(Given exercise)
Drop the pictures from the entries below, then reproduce the rest exactly.

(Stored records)

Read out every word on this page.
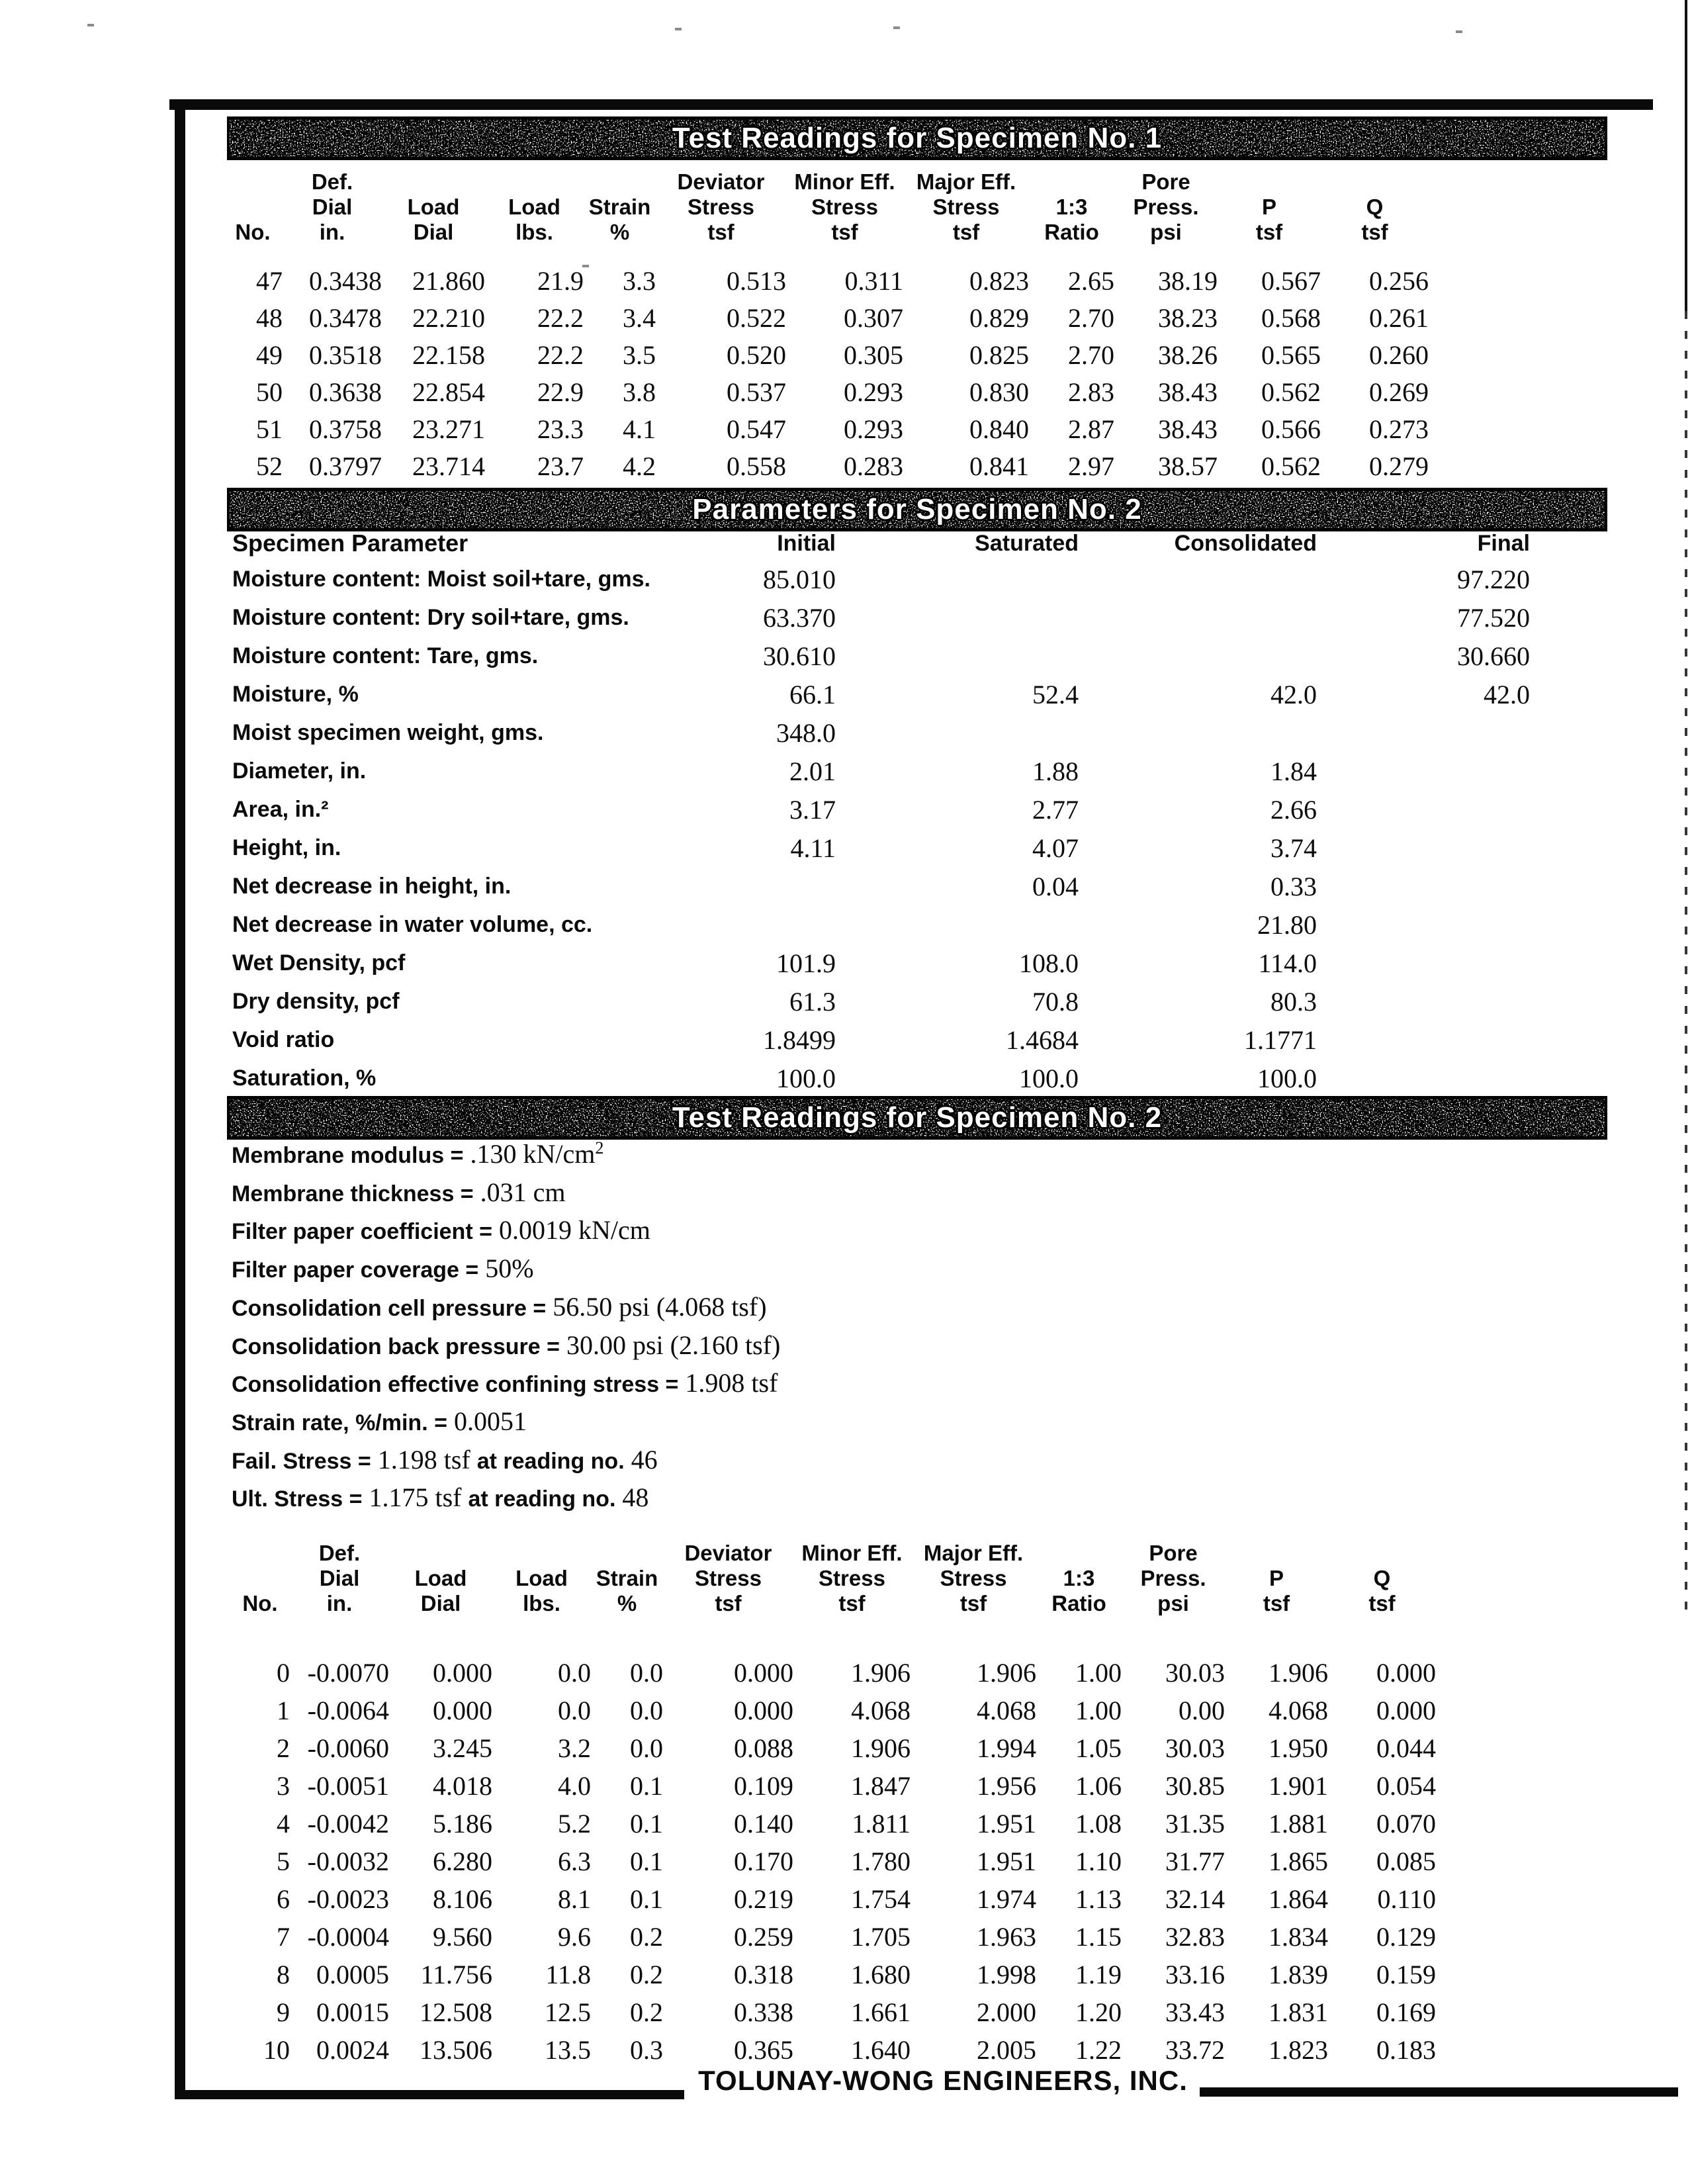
Test Readings for Specimen No. 1
	Def.				Deviator	Minor Eff.	Major Eff.		Pore		
	Dial	Load	Load	Strain	Stress	Stress	Stress	1:3	Press.	P	Q
No.	in.	Dial	lbs.	%	tsf	tsf	tsf	Ratio	psi	tsf	tsf

47	0.3438	21.860	21.9	3.3	0.513	0.311	0.823	2.65	38.19	0.567	0.256
48	0.3478	22.210	22.2	3.4	0.522	0.307	0.829	2.70	38.23	0.568	0.261
49	0.3518	22.158	22.2	3.5	0.520	0.305	0.825	2.70	38.26	0.565	0.260
50	0.3638	22.854	22.9	3.8	0.537	0.293	0.830	2.83	38.43	0.562	0.269
51	0.3758	23.271	23.3	4.1	0.547	0.293	0.840	2.87	38.43	0.566	0.273
52	0.3797	23.714	23.7	4.2	0.558	0.283	0.841	2.97	38.57	0.562	0.279
Parameters for Specimen No. 2
Specimen Parameter	Initial	Saturated	Consolidated	Final
Moisture content: Moist soil+tare, gms.	85.010			97.220
Moisture content: Dry soil+tare, gms.	63.370			77.520
Moisture content: Tare, gms.	30.610			30.660
Moisture, %	66.1	52.4	42.0	42.0
Moist specimen weight, gms.	348.0			
Diameter, in.	2.01	1.88	1.84	
Area, in.²	3.17	2.77	2.66	
Height, in.	4.11	4.07	3.74	
Net decrease in height, in.		0.04	0.33	
Net decrease in water volume, cc.			21.80	
Wet Density, pcf	101.9	108.0	114.0	
Dry density, pcf	61.3	70.8	80.3	
Void ratio	1.8499	1.4684	1.1771	
Saturation, %	100.0	100.0	100.0	
Test Readings for Specimen No. 2
Membrane modulus = .130 kN/cm2
Membrane thickness = .031 cm
Filter paper coefficient = 0.0019 kN/cm
Filter paper coverage = 50%
Consolidation cell pressure = 56.50 psi (4.068 tsf)
Consolidation back pressure = 30.00 psi (2.160 tsf)
Consolidation effective confining stress = 1.908 tsf
Strain rate, %/min. = 0.0051
Fail. Stress = 1.198 tsf at reading no. 46
Ult. Stress = 1.175 tsf at reading no. 48
	Def.				Deviator	Minor Eff.	Major Eff.		Pore		
	Dial	Load	Load	Strain	Stress	Stress	Stress	1:3	Press.	P	Q
No.	in.	Dial	lbs.	%	tsf	tsf	tsf	Ratio	psi	tsf	tsf

0	-0.0070	0.000	0.0	0.0	0.000	1.906	1.906	1.00	30.03	1.906	0.000
1	-0.0064	0.000	0.0	0.0	0.000	4.068	4.068	1.00	0.00	4.068	0.000
2	-0.0060	3.245	3.2	0.0	0.088	1.906	1.994	1.05	30.03	1.950	0.044
3	-0.0051	4.018	4.0	0.1	0.109	1.847	1.956	1.06	30.85	1.901	0.054
4	-0.0042	5.186	5.2	0.1	0.140	1.811	1.951	1.08	31.35	1.881	0.070
5	-0.0032	6.280	6.3	0.1	0.170	1.780	1.951	1.10	31.77	1.865	0.085
6	-0.0023	8.106	8.1	0.1	0.219	1.754	1.974	1.13	32.14	1.864	0.110
7	-0.0004	9.560	9.6	0.2	0.259	1.705	1.963	1.15	32.83	1.834	0.129
8	0.0005	11.756	11.8	0.2	0.318	1.680	1.998	1.19	33.16	1.839	0.159
9	0.0015	12.508	12.5	0.2	0.338	1.661	2.000	1.20	33.43	1.831	0.169
10	0.0024	13.506	13.5	0.3	0.365	1.640	2.005	1.22	33.72	1.823	0.183
TOLUNAY-WONG ENGINEERS, INC.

(Answer to this problem)
Read out every word on this page.
Test Readings for Specimen No. 1
	Def.				Deviator	Minor Eff.	Major Eff.		Pore		
	Dial	Load	Load	Strain	Stress	Stress	Stress	1:3	Press.	P	Q
No.	in.	Dial	lbs.	%	tsf	tsf	tsf	Ratio	psi	tsf	tsf

47	0.3438	21.860	21.9	3.3	0.513	0.311	0.823	2.65	38.19	0.567	0.256
48	0.3478	22.210	22.2	3.4	0.522	0.307	0.829	2.70	38.23	0.568	0.261
49	0.3518	22.158	22.2	3.5	0.520	0.305	0.825	2.70	38.26	0.565	0.260
50	0.3638	22.854	22.9	3.8	0.537	0.293	0.830	2.83	38.43	0.562	0.269
51	0.3758	23.271	23.3	4.1	0.547	0.293	0.840	2.87	38.43	0.566	0.273
52	0.3797	23.714	23.7	4.2	0.558	0.283	0.841	2.97	38.57	0.562	0.279
Parameters for Specimen No. 2
Specimen Parameter	Initial	Saturated	Consolidated	Final
Moisture content: Moist soil+tare, gms.	85.010			97.220
Moisture content: Dry soil+tare, gms.	63.370			77.520
Moisture content: Tare, gms.	30.610			30.660
Moisture, %	66.1	52.4	42.0	42.0
Moist specimen weight, gms.	348.0			
Diameter, in.	2.01	1.88	1.84	
Area, in.²	3.17	2.77	2.66	
Height, in.	4.11	4.07	3.74	
Net decrease in height, in.		0.04	0.33	
Net decrease in water volume, cc.			21.80	
Wet Density, pcf	101.9	108.0	114.0	
Dry density, pcf	61.3	70.8	80.3	
Void ratio	1.8499	1.4684	1.1771	
Saturation, %	100.0	100.0	100.0	
Test Readings for Specimen No. 2
Membrane modulus = .130 kN/cm2
Membrane thickness = .031 cm
Filter paper coefficient = 0.0019 kN/cm
Filter paper coverage = 50%
Consolidation cell pressure = 56.50 psi (4.068 tsf)
Consolidation back pressure = 30.00 psi (2.160 tsf)
Consolidation effective confining stress = 1.908 tsf
Strain rate, %/min. = 0.0051
Fail. Stress = 1.198 tsf at reading no. 46
Ult. Stress = 1.175 tsf at reading no. 48
	Def.				Deviator	Minor Eff.	Major Eff.		Pore		
	Dial	Load	Load	Strain	Stress	Stress	Stress	1:3	Press.	P	Q
No.	in.	Dial	lbs.	%	tsf	tsf	tsf	Ratio	psi	tsf	tsf

0	-0.0070	0.000	0.0	0.0	0.000	1.906	1.906	1.00	30.03	1.906	0.000
1	-0.0064	0.000	0.0	0.0	0.000	4.068	4.068	1.00	0.00	4.068	0.000
2	-0.0060	3.245	3.2	0.0	0.088	1.906	1.994	1.05	30.03	1.950	0.044
3	-0.0051	4.018	4.0	0.1	0.109	1.847	1.956	1.06	30.85	1.901	0.054
4	-0.0042	5.186	5.2	0.1	0.140	1.811	1.951	1.08	31.35	1.881	0.070
5	-0.0032	6.280	6.3	0.1	0.170	1.780	1.951	1.10	31.77	1.865	0.085
6	-0.0023	8.106	8.1	0.1	0.219	1.754	1.974	1.13	32.14	1.864	0.110
7	-0.0004	9.560	9.6	0.2	0.259	1.705	1.963	1.15	32.83	1.834	0.129
8	0.0005	11.756	11.8	0.2	0.318	1.680	1.998	1.19	33.16	1.839	0.159
9	0.0015	12.508	12.5	0.2	0.338	1.661	2.000	1.20	33.43	1.831	0.169
10	0.0024	13.506	13.5	0.3	0.365	1.640	2.005	1.22	33.72	1.823	0.183
TOLUNAY-WONG ENGINEERS, INC.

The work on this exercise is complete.